→ **Data for processing**
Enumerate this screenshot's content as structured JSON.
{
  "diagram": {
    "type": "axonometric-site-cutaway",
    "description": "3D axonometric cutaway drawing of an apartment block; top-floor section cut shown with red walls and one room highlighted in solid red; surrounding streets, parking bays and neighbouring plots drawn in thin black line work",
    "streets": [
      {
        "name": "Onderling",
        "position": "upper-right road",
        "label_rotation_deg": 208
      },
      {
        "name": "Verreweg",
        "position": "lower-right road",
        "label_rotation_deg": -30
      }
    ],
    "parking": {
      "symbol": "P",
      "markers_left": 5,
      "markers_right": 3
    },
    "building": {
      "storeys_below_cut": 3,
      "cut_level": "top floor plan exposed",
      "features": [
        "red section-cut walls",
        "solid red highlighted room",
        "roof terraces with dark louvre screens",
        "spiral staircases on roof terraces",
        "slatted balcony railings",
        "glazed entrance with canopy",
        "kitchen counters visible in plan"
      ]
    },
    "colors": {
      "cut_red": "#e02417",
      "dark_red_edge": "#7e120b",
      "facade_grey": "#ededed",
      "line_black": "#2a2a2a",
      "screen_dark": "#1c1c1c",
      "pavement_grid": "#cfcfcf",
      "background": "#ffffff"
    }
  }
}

→ **Your goal**
Copy out each record exactly as given, omitting none.

→ **Complete output**
Enumerate this screenshot's content as structured JSON.
{
  "diagram": {
    "type": "axonometric-site-cutaway",
    "description": "3D axonometric cutaway drawing of an apartment block; top-floor section cut shown with red walls and one room highlighted in solid red; surrounding streets, parking bays and neighbouring plots drawn in thin black line work",
    "streets": [
      {
        "name": "Onderling",
        "position": "upper-right road",
        "label_rotation_deg": 208
      },
      {
        "name": "Verreweg",
        "position": "lower-right road",
        "label_rotation_deg": -30
      }
    ],
    "parking": {
      "symbol": "P",
      "markers_left": 5,
      "markers_right": 3
    },
    "building": {
      "storeys_below_cut": 3,
      "cut_level": "top floor plan exposed",
      "features": [
        "red section-cut walls",
        "solid red highlighted room",
        "roof terraces with dark louvre screens",
        "spiral staircases on roof terraces",
        "slatted balcony railings",
        "glazed entrance with canopy",
        "kitchen counters visible in plan"
      ]
    },
    "colors": {
      "cut_red": "#e02417",
      "dark_red_edge": "#7e120b",
      "facade_grey": "#ededed",
      "line_black": "#2a2a2a",
      "screen_dark": "#1c1c1c",
      "pavement_grid": "#cfcfcf",
      "background": "#ffffff"
    }
  }
}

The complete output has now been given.